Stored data
---------------

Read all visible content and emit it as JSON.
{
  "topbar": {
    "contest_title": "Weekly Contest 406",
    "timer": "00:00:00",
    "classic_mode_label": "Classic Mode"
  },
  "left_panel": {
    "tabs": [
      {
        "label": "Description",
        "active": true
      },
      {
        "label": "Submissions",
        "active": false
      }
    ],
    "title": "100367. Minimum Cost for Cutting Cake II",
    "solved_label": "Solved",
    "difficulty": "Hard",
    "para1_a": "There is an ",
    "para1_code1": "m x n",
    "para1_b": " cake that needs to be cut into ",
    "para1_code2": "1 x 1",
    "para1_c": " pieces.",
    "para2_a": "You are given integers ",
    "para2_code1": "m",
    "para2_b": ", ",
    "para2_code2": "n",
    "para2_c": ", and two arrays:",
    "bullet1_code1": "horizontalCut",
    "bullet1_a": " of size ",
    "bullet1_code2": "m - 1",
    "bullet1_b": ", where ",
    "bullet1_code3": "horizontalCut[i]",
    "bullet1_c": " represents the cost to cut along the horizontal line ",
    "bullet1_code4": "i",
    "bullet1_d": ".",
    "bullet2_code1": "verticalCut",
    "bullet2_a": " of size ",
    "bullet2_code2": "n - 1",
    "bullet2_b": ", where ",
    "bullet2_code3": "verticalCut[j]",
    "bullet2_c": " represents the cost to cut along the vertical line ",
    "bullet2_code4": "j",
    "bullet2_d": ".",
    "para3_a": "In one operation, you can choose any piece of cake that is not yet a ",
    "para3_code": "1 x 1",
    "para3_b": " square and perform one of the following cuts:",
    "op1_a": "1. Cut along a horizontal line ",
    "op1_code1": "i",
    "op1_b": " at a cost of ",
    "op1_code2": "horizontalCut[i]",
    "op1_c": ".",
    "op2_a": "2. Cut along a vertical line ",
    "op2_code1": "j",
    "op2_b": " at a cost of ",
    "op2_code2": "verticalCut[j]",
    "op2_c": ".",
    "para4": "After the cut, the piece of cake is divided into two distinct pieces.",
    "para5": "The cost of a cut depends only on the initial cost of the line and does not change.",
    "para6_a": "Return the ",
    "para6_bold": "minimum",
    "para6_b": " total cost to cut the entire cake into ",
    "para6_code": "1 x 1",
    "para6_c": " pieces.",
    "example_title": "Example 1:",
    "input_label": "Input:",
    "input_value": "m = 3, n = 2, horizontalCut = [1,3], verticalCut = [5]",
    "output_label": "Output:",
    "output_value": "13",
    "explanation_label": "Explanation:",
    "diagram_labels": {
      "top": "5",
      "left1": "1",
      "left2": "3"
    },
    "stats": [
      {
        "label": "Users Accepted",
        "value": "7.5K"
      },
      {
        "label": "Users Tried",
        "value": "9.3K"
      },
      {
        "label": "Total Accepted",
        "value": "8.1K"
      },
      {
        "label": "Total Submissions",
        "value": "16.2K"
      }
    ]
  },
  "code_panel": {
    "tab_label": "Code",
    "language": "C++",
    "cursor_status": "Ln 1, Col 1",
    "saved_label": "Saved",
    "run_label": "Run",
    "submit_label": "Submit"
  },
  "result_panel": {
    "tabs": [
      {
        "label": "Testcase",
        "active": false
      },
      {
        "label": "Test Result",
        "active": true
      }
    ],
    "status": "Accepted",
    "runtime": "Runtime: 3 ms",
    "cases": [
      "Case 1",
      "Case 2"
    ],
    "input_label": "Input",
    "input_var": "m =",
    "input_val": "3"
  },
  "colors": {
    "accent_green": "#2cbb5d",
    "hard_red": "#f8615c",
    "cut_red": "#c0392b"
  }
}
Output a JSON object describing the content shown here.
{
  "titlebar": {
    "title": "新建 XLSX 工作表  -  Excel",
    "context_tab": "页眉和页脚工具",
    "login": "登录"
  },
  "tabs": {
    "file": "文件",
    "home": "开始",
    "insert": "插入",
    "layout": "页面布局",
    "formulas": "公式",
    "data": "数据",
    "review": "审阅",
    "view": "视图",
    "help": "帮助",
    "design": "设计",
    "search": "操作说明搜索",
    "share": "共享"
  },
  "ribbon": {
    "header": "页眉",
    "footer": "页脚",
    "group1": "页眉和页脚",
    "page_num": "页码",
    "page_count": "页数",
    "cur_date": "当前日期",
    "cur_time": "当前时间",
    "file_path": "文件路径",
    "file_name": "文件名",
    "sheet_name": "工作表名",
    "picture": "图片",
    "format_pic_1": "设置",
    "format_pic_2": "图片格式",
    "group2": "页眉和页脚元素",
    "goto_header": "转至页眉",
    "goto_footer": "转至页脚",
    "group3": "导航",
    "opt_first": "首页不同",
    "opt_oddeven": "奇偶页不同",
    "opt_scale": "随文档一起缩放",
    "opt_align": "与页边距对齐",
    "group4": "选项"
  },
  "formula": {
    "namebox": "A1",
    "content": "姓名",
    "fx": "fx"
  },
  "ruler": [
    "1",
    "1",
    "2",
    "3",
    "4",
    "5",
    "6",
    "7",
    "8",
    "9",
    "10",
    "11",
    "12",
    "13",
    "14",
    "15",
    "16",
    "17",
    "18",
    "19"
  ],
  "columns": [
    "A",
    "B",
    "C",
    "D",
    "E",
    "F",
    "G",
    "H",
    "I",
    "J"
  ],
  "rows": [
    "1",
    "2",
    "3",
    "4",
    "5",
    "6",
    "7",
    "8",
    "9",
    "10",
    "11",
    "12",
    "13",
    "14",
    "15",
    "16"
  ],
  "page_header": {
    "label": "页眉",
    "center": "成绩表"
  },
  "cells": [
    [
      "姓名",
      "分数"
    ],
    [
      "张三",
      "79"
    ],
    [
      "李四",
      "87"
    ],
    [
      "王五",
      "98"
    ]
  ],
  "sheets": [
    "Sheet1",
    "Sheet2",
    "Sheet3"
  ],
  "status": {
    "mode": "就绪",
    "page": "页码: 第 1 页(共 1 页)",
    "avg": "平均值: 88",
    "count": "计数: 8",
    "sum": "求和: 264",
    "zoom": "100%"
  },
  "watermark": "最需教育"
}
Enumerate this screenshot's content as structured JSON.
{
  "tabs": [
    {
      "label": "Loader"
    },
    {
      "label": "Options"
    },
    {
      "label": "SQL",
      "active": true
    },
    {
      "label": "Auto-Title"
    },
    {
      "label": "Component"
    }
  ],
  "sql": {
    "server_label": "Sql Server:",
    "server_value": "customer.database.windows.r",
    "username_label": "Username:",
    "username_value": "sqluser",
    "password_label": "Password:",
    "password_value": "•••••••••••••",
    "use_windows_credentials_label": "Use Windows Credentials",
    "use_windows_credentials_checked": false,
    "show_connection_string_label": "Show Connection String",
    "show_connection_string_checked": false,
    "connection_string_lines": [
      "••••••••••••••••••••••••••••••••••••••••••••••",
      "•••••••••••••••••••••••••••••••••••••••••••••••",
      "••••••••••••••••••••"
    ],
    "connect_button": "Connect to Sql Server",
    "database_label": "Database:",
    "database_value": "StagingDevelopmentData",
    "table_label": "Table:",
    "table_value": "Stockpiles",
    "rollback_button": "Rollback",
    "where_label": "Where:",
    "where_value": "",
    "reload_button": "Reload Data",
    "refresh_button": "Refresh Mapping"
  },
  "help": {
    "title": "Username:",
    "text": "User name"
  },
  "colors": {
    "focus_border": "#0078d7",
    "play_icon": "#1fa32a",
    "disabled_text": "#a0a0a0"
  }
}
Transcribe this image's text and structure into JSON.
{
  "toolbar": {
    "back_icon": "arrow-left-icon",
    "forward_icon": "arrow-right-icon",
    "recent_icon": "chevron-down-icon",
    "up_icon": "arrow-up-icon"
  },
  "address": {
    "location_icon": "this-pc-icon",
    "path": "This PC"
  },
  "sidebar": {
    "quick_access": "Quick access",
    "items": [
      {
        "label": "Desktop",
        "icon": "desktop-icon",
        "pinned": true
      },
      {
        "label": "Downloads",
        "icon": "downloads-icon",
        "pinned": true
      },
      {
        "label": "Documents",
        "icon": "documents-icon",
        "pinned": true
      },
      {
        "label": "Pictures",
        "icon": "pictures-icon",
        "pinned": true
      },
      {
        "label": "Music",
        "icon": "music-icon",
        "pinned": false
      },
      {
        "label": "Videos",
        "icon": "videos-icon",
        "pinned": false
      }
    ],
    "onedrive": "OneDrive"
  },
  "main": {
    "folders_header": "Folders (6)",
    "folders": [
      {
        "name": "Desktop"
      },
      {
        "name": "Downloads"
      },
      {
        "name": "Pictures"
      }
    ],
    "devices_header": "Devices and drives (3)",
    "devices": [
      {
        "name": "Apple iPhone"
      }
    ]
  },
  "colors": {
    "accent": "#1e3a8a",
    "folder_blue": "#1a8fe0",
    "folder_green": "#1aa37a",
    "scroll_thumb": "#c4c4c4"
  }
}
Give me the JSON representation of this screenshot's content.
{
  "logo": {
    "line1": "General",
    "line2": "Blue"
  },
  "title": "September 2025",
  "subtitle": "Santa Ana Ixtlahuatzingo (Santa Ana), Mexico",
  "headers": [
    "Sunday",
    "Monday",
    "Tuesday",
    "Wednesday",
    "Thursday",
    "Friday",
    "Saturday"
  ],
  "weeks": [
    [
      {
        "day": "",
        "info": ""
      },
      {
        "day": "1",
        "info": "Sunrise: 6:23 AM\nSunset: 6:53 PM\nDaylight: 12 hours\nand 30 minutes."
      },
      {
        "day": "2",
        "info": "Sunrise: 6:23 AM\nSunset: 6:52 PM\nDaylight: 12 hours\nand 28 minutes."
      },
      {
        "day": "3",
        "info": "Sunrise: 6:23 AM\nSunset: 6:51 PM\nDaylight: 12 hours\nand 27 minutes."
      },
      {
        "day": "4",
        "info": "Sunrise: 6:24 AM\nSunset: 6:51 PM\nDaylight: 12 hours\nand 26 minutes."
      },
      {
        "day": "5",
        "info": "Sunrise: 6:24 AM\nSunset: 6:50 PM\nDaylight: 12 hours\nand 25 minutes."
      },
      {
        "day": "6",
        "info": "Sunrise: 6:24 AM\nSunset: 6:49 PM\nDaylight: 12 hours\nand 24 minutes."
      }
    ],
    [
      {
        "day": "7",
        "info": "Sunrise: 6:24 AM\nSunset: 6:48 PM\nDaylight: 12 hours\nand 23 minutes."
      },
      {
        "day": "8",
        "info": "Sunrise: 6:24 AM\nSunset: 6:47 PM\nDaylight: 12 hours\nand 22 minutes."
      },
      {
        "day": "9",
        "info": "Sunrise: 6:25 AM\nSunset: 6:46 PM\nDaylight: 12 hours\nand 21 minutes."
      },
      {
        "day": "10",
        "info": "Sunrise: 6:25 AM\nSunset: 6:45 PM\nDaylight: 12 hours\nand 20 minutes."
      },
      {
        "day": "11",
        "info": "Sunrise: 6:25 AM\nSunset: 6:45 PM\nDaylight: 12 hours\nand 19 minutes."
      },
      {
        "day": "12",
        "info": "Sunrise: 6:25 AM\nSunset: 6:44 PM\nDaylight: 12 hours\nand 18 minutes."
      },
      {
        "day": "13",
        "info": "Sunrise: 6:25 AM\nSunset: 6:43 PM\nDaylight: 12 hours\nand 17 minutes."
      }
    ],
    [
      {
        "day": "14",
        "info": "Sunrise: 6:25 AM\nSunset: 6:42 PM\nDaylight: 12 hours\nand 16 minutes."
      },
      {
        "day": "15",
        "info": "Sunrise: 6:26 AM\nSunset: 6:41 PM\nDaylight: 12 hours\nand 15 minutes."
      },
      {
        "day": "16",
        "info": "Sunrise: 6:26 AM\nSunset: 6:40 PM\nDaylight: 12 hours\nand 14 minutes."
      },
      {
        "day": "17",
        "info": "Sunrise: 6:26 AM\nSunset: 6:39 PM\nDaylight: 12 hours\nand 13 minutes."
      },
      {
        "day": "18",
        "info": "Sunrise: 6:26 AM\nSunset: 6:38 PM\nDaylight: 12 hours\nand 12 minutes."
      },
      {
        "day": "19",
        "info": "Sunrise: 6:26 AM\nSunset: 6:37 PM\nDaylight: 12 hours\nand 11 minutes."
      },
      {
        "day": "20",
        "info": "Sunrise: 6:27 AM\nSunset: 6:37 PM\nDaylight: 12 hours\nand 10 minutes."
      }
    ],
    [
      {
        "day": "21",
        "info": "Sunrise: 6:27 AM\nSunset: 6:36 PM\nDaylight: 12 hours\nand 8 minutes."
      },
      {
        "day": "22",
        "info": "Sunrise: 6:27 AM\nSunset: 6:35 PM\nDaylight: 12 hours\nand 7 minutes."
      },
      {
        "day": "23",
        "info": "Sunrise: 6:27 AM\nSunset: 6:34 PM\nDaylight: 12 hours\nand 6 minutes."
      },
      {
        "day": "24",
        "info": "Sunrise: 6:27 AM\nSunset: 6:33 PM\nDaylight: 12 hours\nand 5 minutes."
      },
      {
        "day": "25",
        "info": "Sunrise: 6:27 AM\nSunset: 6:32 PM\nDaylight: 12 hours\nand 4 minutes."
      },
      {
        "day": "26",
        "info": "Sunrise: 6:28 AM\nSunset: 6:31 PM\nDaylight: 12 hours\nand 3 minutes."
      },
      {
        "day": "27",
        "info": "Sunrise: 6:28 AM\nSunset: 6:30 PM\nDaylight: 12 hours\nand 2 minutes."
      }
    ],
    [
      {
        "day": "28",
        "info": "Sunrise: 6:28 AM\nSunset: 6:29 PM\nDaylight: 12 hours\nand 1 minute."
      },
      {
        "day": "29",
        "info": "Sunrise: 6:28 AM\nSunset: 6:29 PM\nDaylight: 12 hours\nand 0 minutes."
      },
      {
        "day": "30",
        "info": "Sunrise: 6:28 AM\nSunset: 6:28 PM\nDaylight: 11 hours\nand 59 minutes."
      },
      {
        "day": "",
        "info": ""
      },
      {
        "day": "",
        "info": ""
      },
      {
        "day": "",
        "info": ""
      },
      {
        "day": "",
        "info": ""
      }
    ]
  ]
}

---------------

**EXERCISE INSTRUCTIONS:** Show every line that contains the word "along".

**SOLUTION FOR THIS TASK:**
    "bullet1_c": " represents the cost to cut along the horizontal line ",
    "bullet2_c": " represents the cost to cut along the vertical line ",
    "op1_a": "1. Cut along a horizontal line ",
    "op2_a": "2. Cut along a vertical line ",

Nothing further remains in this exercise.